[start]

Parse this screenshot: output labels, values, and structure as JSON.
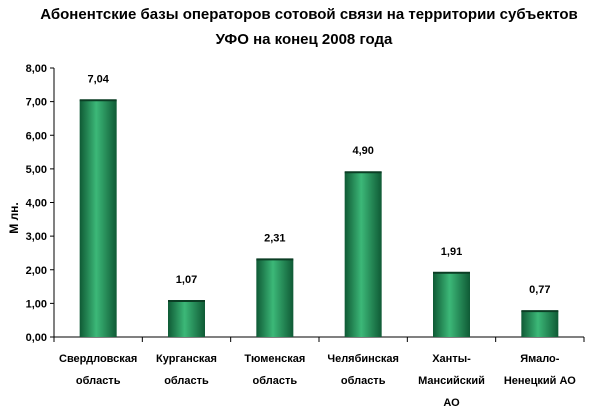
{
  "chart_data": {
    "type": "bar",
    "title_lines": [
      "Абонентские базы операторов сотовой связи на территории субъектов",
      "УФО на конец 2008 года"
    ],
    "ylabel": "М лн.",
    "xlabel": "",
    "categories": [
      [
        "Свердловская",
        "область"
      ],
      [
        "Курганская",
        "область"
      ],
      [
        "Тюменская",
        "область"
      ],
      [
        "Челябинская",
        "область"
      ],
      [
        "Ханты-",
        "Мансийский",
        "АО"
      ],
      [
        "Ямало-",
        "Ненецкий АО"
      ]
    ],
    "values": [
      7.04,
      1.07,
      2.31,
      4.9,
      1.91,
      0.77
    ],
    "data_labels": [
      "7,04",
      "1,07",
      "2,31",
      "4,90",
      "1,91",
      "0,77"
    ],
    "ylim": [
      0,
      8
    ],
    "yticks": [
      0,
      1,
      2,
      3,
      4,
      5,
      6,
      7,
      8
    ],
    "ytick_labels": [
      "0,00",
      "1,00",
      "2,00",
      "3,00",
      "4,00",
      "5,00",
      "6,00",
      "7,00",
      "8,00"
    ],
    "grid": false,
    "legend": "none",
    "colors": {
      "bar_light": "#3cb878",
      "bar_dark": "#0f5a35",
      "bar_top": "#0b3d24",
      "axis": "#000000",
      "tick_text": "#000000"
    }
  }
}
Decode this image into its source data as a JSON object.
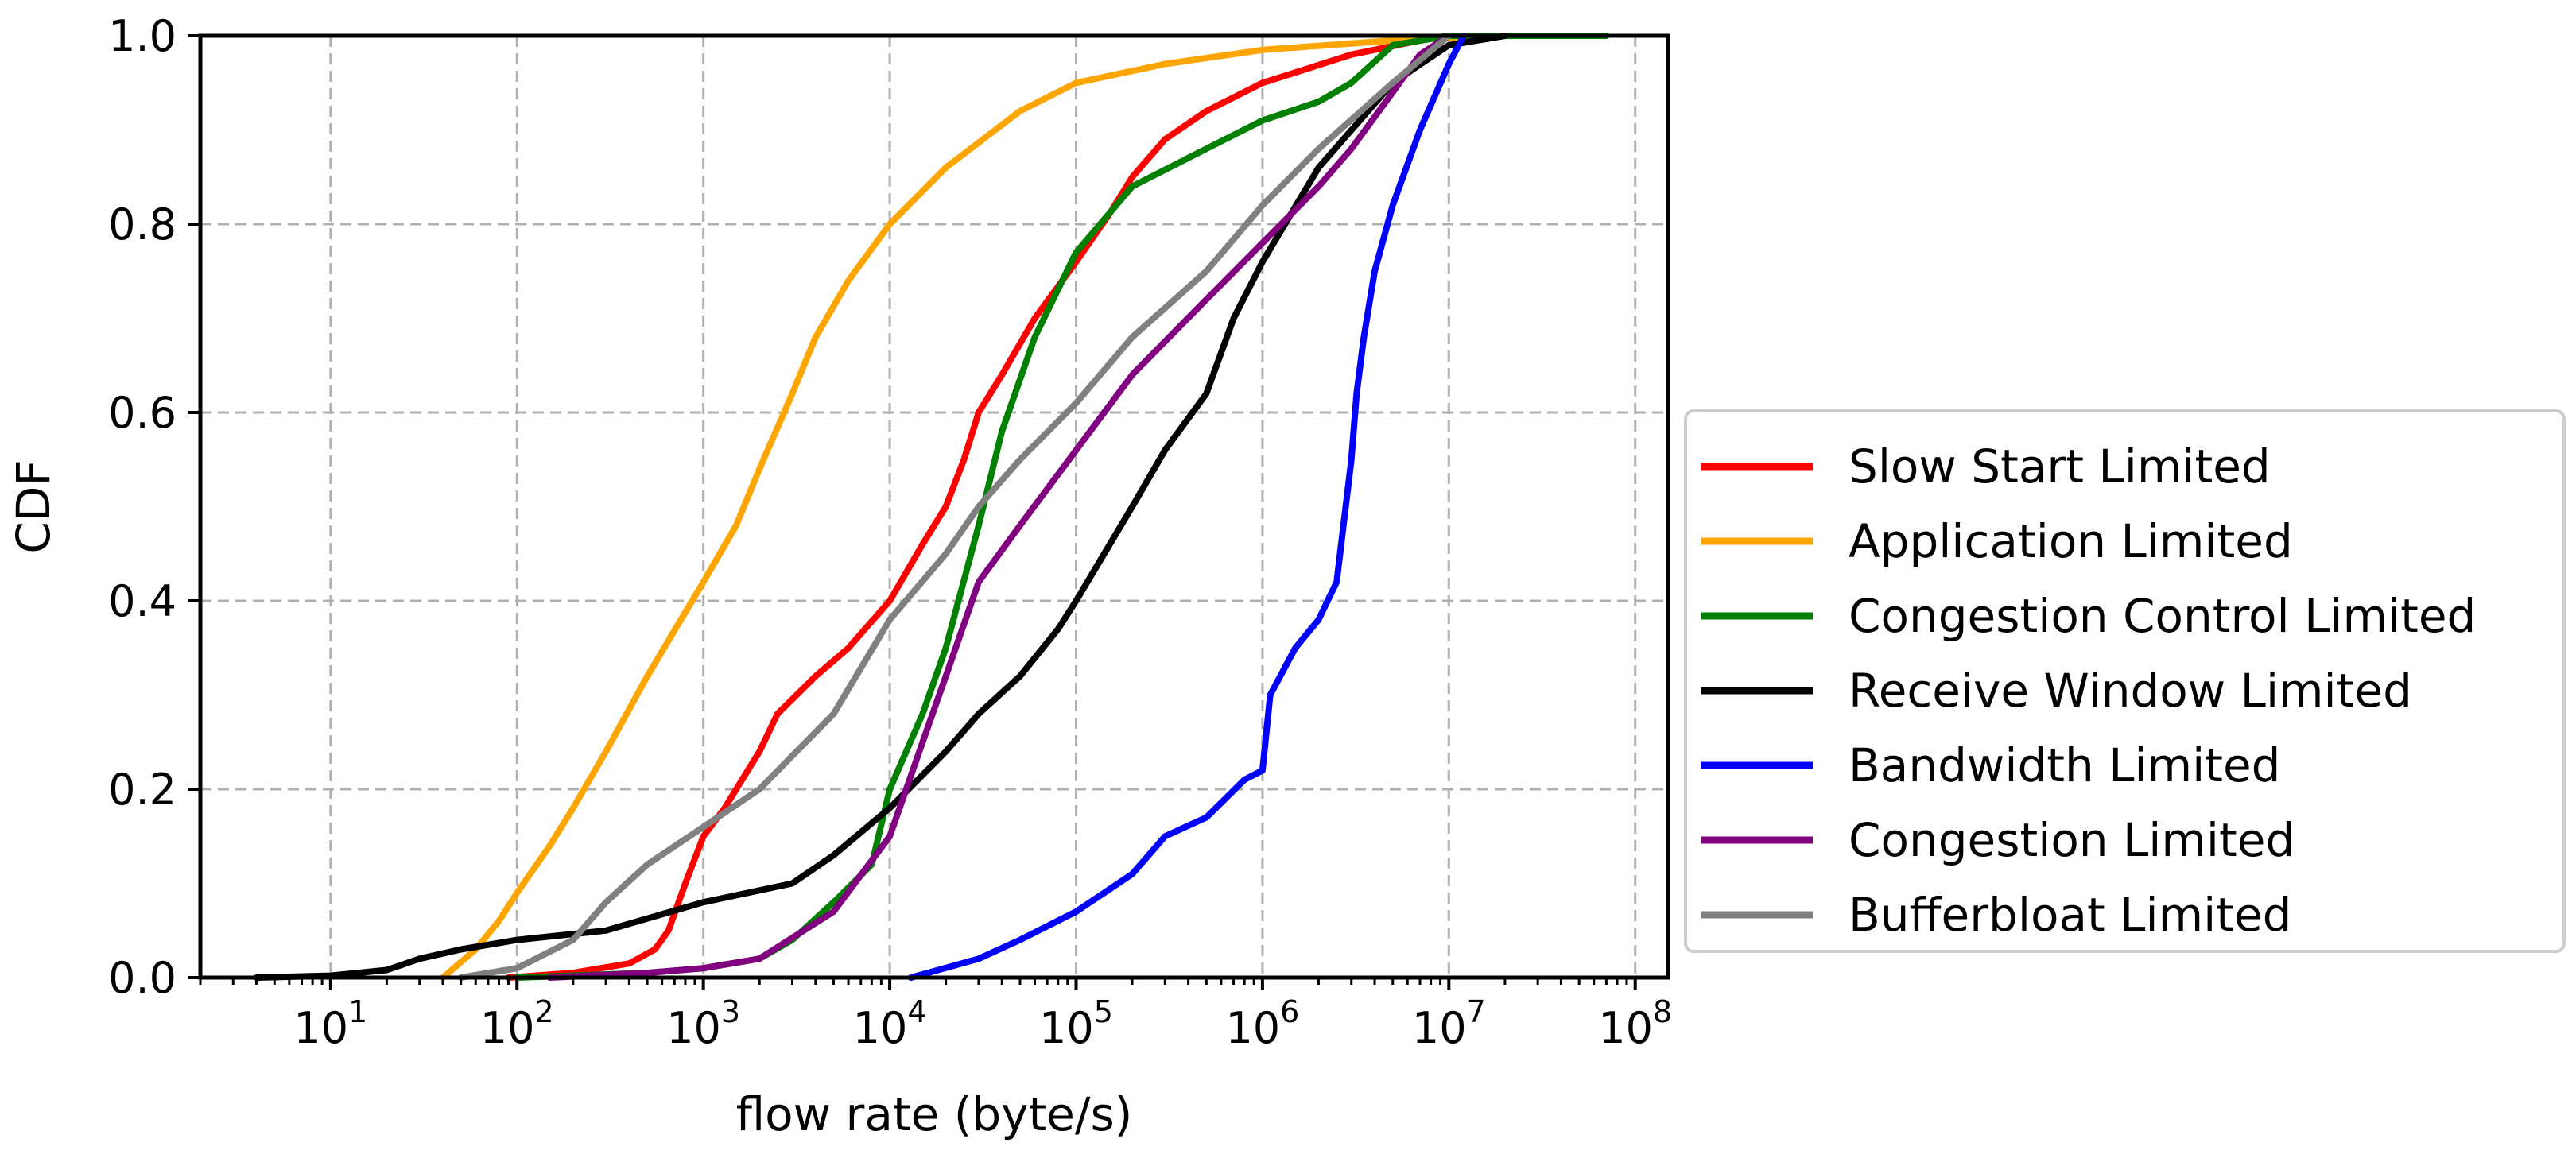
{
  "chart_data": {
    "type": "line",
    "title": "",
    "xlabel": "flow rate (byte/s)",
    "ylabel": "CDF",
    "xscale": "log",
    "xlim": [
      2,
      150000000
    ],
    "ylim": [
      0,
      1
    ],
    "grid": true,
    "legend_position": "right",
    "x_tick_labels": [
      {
        "value": 10,
        "base": "10",
        "exp": "1"
      },
      {
        "value": 100,
        "base": "10",
        "exp": "2"
      },
      {
        "value": 1000,
        "base": "10",
        "exp": "3"
      },
      {
        "value": 10000,
        "base": "10",
        "exp": "4"
      },
      {
        "value": 100000,
        "base": "10",
        "exp": "5"
      },
      {
        "value": 1000000,
        "base": "10",
        "exp": "6"
      },
      {
        "value": 10000000,
        "base": "10",
        "exp": "7"
      },
      {
        "value": 100000000,
        "base": "10",
        "exp": "8"
      }
    ],
    "y_tick_labels": [
      {
        "value": 0.0,
        "label": "0.0"
      },
      {
        "value": 0.2,
        "label": "0.2"
      },
      {
        "value": 0.4,
        "label": "0.4"
      },
      {
        "value": 0.6,
        "label": "0.6"
      },
      {
        "value": 0.8,
        "label": "0.8"
      },
      {
        "value": 1.0,
        "label": "1.0"
      }
    ],
    "series": [
      {
        "name": "Slow Start Limited",
        "color": "#ff0000",
        "x": [
          90,
          200,
          400,
          550,
          650,
          800,
          1000,
          1300,
          2000,
          2500,
          4000,
          6000,
          10000,
          15000,
          20000,
          25000,
          30000,
          40000,
          60000,
          100000,
          150000,
          200000,
          300000,
          500000,
          1000000,
          3000000,
          7000000,
          10000000
        ],
        "y": [
          0.0,
          0.005,
          0.015,
          0.03,
          0.05,
          0.1,
          0.15,
          0.18,
          0.24,
          0.28,
          0.32,
          0.35,
          0.4,
          0.46,
          0.5,
          0.55,
          0.6,
          0.64,
          0.7,
          0.76,
          0.81,
          0.85,
          0.89,
          0.92,
          0.95,
          0.98,
          0.995,
          1.0
        ]
      },
      {
        "name": "Application Limited",
        "color": "#ffa500",
        "x": [
          40,
          60,
          80,
          100,
          150,
          200,
          300,
          500,
          1000,
          1500,
          2000,
          3000,
          4000,
          6000,
          10000,
          20000,
          50000,
          100000,
          300000,
          1000000,
          5000000,
          20000000
        ],
        "y": [
          0.0,
          0.03,
          0.06,
          0.09,
          0.14,
          0.18,
          0.24,
          0.32,
          0.42,
          0.48,
          0.54,
          0.62,
          0.68,
          0.74,
          0.8,
          0.86,
          0.92,
          0.95,
          0.97,
          0.985,
          0.995,
          1.0
        ]
      },
      {
        "name": "Congestion Control Limited",
        "color": "#008000",
        "x": [
          100,
          500,
          1000,
          2000,
          3000,
          5000,
          8000,
          10000,
          15000,
          20000,
          30000,
          40000,
          60000,
          100000,
          200000,
          500000,
          1000000,
          2000000,
          3000000,
          5000000,
          10000000,
          70000000
        ],
        "y": [
          0.0,
          0.005,
          0.01,
          0.02,
          0.04,
          0.08,
          0.12,
          0.2,
          0.28,
          0.35,
          0.48,
          0.58,
          0.68,
          0.77,
          0.84,
          0.88,
          0.91,
          0.93,
          0.95,
          0.99,
          1.0,
          1.0
        ]
      },
      {
        "name": "Receive Window Limited",
        "color": "#000000",
        "x": [
          4,
          10,
          20,
          30,
          50,
          100,
          300,
          1000,
          3000,
          5000,
          10000,
          20000,
          30000,
          50000,
          80000,
          100000,
          200000,
          300000,
          500000,
          700000,
          1000000,
          2000000,
          5000000,
          10000000,
          20000000
        ],
        "y": [
          0.0,
          0.002,
          0.008,
          0.02,
          0.03,
          0.04,
          0.05,
          0.08,
          0.1,
          0.13,
          0.18,
          0.24,
          0.28,
          0.32,
          0.37,
          0.4,
          0.5,
          0.56,
          0.62,
          0.7,
          0.76,
          0.86,
          0.95,
          0.99,
          1.0
        ]
      },
      {
        "name": "Bandwidth Limited",
        "color": "#0000ff",
        "x": [
          13000,
          30000,
          50000,
          100000,
          200000,
          300000,
          500000,
          800000,
          1000000,
          1100000,
          1500000,
          2000000,
          2500000,
          3000000,
          3200000,
          3500000,
          4000000,
          5000000,
          7000000,
          10000000,
          12000000
        ],
        "y": [
          0.0,
          0.02,
          0.04,
          0.07,
          0.11,
          0.15,
          0.17,
          0.21,
          0.22,
          0.3,
          0.35,
          0.38,
          0.42,
          0.55,
          0.62,
          0.68,
          0.75,
          0.82,
          0.9,
          0.97,
          1.0
        ]
      },
      {
        "name": "Congestion Limited",
        "color": "#800080",
        "x": [
          150,
          500,
          1000,
          2000,
          5000,
          10000,
          15000,
          20000,
          30000,
          50000,
          100000,
          200000,
          500000,
          1000000,
          2000000,
          3000000,
          5000000,
          7000000,
          10000000
        ],
        "y": [
          0.0,
          0.005,
          0.01,
          0.02,
          0.07,
          0.15,
          0.25,
          0.32,
          0.42,
          0.48,
          0.56,
          0.64,
          0.72,
          0.78,
          0.84,
          0.88,
          0.94,
          0.98,
          1.0
        ]
      },
      {
        "name": "Bufferbloat Limited",
        "color": "#808080",
        "x": [
          50,
          100,
          200,
          300,
          500,
          1000,
          2000,
          5000,
          10000,
          20000,
          30000,
          50000,
          100000,
          200000,
          500000,
          1000000,
          2000000,
          5000000,
          10000000
        ],
        "y": [
          0.0,
          0.01,
          0.04,
          0.08,
          0.12,
          0.16,
          0.2,
          0.28,
          0.38,
          0.45,
          0.5,
          0.55,
          0.61,
          0.68,
          0.75,
          0.82,
          0.88,
          0.95,
          1.0
        ]
      }
    ]
  }
}
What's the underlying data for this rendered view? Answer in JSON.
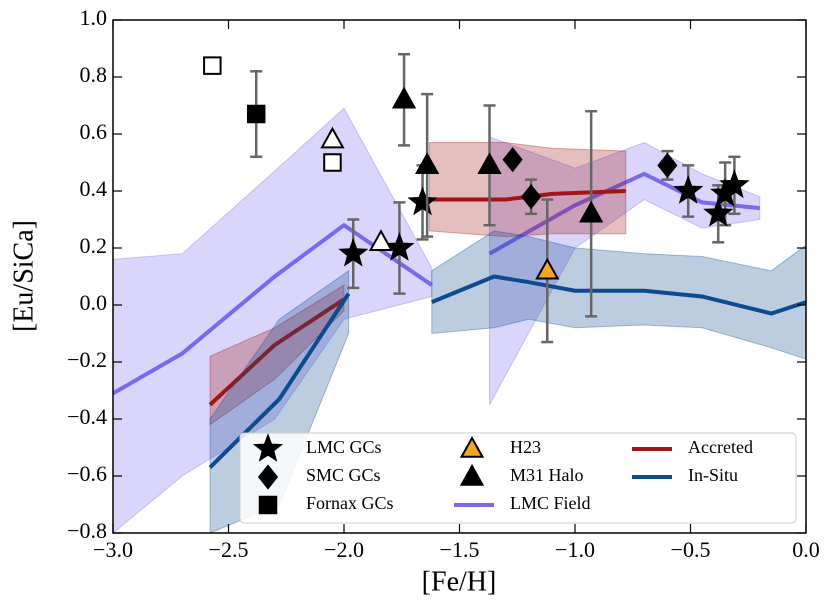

[end]

**TO DO**
Show the lines where the word "this" appears in the entries.

**FINAL ANSWER**
Parse this screenshot: output labels, values, and structure as JSON.
Decode this image into its source data as a JSON object.
What's the underlying data for this rendered view? Answer in JSON.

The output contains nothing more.